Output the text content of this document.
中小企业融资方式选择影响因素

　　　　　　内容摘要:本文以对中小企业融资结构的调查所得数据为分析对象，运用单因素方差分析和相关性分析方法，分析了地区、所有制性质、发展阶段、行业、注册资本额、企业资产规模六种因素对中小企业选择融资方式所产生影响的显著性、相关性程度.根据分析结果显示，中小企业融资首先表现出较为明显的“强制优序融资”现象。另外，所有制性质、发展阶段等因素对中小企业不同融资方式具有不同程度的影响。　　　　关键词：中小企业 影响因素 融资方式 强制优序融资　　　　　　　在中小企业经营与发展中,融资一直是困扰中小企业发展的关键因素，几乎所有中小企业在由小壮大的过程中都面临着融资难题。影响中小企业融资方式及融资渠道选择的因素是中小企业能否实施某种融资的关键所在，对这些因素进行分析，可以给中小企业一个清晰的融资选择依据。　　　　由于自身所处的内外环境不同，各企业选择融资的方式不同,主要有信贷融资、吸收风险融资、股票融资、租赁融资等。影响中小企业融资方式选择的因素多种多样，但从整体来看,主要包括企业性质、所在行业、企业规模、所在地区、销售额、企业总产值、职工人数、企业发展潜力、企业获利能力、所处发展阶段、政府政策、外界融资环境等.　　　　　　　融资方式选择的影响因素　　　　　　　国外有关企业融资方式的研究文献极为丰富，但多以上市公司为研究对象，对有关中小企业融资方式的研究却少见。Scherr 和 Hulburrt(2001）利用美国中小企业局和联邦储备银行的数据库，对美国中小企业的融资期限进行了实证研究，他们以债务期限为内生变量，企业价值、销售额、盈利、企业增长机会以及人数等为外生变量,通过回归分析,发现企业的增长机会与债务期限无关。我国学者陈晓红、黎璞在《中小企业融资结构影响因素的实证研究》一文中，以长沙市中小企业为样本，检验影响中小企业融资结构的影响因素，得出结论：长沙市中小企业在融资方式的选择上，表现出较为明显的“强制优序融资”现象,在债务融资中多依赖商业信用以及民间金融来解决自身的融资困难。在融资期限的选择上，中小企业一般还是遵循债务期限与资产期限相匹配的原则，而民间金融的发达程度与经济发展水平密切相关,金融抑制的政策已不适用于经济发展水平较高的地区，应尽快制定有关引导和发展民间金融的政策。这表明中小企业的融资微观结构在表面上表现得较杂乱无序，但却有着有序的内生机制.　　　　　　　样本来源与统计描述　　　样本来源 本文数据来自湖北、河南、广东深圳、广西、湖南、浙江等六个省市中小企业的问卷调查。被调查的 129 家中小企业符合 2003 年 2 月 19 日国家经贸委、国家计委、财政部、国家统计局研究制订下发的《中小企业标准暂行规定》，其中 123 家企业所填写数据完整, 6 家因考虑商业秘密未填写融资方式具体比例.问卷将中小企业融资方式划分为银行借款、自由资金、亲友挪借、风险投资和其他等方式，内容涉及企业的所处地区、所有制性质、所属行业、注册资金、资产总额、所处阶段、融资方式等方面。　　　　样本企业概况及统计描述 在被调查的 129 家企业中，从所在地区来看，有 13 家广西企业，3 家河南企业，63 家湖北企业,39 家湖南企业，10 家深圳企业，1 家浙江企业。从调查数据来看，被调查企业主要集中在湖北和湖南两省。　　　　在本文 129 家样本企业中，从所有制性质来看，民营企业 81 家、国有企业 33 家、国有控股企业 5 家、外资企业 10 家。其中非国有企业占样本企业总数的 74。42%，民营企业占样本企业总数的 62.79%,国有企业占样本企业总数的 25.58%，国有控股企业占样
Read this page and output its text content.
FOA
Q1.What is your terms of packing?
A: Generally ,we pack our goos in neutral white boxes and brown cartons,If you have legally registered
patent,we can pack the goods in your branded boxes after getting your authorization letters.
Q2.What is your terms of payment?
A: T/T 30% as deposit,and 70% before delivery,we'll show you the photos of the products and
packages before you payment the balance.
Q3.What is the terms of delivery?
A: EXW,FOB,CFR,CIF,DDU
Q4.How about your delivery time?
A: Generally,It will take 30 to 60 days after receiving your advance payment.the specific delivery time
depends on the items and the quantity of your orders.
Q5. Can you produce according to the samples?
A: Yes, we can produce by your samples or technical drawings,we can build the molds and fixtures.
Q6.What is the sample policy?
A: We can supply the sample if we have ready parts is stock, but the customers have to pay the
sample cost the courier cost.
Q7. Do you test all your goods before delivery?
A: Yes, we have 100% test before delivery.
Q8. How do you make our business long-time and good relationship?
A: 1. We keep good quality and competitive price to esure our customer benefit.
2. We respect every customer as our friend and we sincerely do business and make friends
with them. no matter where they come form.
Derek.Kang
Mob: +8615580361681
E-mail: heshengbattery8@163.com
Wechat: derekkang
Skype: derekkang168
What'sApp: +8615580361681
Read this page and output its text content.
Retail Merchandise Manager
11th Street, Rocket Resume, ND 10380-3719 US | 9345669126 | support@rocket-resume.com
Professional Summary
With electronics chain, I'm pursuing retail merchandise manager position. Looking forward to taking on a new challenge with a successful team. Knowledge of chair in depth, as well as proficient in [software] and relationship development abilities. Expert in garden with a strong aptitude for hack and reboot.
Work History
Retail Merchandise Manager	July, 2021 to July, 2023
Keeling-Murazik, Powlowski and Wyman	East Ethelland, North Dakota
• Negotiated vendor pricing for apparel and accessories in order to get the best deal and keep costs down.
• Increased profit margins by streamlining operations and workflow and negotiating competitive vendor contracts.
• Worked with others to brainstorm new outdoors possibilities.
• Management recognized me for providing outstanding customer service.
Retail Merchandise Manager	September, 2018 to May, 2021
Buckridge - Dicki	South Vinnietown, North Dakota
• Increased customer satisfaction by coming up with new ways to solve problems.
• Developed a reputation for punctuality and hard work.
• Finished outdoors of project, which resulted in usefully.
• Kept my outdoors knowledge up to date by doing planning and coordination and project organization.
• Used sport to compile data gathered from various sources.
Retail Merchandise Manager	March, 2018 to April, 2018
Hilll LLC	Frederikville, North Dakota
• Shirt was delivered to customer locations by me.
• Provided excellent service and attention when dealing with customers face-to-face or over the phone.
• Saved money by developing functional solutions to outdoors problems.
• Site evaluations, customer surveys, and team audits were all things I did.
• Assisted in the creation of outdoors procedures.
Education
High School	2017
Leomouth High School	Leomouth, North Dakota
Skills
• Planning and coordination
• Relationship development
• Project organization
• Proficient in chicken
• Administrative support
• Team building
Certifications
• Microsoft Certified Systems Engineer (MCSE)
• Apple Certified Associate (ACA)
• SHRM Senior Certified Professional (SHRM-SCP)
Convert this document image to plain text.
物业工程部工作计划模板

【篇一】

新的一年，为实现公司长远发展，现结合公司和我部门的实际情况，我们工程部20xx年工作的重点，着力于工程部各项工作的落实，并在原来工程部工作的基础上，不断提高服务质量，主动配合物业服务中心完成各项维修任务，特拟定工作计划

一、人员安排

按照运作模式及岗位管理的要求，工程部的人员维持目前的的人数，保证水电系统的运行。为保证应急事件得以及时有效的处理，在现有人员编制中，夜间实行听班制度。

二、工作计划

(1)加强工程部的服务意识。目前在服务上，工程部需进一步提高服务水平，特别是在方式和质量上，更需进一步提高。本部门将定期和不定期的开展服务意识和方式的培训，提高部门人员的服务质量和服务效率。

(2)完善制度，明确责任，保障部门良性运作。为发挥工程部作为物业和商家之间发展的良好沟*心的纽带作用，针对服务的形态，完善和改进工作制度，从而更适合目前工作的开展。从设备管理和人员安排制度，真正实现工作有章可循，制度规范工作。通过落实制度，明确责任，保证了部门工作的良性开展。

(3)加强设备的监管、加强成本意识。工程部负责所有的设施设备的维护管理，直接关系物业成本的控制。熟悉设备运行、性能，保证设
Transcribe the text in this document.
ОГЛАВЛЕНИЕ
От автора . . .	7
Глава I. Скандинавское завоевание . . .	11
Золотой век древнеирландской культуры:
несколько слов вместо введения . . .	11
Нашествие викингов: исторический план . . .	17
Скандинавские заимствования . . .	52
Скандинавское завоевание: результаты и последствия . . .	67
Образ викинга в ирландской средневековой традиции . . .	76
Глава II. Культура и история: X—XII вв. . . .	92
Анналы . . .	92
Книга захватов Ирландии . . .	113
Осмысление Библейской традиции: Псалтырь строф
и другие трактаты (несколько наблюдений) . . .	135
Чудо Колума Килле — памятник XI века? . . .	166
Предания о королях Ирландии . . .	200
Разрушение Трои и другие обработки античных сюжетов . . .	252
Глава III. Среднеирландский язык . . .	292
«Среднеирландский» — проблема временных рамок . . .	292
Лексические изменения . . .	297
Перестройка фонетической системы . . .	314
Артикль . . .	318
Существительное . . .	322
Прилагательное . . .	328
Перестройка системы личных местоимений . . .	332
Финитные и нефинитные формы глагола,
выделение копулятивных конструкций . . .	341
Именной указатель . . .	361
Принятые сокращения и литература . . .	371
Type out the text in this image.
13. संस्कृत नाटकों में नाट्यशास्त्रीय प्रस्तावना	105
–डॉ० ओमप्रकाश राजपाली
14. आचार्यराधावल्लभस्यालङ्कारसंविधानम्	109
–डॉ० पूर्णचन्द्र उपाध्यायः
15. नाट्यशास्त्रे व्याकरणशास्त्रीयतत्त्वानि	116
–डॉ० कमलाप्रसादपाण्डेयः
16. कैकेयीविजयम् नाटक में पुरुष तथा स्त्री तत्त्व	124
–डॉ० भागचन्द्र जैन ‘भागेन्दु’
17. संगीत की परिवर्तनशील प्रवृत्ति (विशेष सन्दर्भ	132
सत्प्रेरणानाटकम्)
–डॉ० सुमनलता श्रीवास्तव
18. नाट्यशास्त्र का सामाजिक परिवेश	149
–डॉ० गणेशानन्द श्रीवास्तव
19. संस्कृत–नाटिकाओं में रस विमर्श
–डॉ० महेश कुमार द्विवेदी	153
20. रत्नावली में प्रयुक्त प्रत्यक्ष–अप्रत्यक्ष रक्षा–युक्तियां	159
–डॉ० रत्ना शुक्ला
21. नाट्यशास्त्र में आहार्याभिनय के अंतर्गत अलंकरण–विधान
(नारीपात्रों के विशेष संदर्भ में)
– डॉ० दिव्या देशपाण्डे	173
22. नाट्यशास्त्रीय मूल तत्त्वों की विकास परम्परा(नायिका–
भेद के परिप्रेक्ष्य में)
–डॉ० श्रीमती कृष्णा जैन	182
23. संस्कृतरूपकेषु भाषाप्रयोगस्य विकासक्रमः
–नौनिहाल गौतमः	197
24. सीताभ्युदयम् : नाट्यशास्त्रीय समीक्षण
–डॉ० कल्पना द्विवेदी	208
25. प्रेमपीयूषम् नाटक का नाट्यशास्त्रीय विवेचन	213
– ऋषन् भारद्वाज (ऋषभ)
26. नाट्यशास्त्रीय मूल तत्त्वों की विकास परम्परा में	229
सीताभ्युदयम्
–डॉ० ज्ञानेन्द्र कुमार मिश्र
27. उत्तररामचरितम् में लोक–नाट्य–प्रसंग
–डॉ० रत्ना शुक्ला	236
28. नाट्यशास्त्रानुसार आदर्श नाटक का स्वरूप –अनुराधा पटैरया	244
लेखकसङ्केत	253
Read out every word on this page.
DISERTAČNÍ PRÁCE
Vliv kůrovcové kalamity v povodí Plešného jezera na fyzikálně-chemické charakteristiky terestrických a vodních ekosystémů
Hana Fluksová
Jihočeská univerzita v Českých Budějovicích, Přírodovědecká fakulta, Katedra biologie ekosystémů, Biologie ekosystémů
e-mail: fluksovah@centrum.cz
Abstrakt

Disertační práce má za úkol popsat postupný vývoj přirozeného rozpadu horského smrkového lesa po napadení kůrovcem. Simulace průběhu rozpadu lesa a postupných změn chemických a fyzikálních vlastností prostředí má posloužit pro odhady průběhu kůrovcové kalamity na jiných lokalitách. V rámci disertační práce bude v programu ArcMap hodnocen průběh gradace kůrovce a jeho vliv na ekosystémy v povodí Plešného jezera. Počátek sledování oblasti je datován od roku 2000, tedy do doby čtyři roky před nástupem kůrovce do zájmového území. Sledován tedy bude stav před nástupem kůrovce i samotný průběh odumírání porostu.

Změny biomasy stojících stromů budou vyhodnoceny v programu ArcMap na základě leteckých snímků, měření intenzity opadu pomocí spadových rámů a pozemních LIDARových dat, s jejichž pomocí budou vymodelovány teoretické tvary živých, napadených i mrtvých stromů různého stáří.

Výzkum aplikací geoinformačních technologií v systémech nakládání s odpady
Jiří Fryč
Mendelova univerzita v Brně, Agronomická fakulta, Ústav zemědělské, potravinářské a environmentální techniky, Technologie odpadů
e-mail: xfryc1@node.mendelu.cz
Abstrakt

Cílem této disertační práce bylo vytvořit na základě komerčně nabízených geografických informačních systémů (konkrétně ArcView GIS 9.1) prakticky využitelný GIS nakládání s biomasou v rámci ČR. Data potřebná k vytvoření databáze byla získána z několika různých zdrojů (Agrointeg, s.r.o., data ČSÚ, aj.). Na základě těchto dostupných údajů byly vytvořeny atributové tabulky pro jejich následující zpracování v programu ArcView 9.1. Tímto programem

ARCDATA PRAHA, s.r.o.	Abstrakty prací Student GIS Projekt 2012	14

——————————

● EXERCISE PROMPT
Out of the records, collect only those lines that contain the string "time".

● REPLY TO THE EXERCISE
Q4.How about your delivery time?
A: Generally,It will take 30 to 60 days after receiving your advance payment.the specific delivery time
Q8. How do you make our business long-time and good relationship?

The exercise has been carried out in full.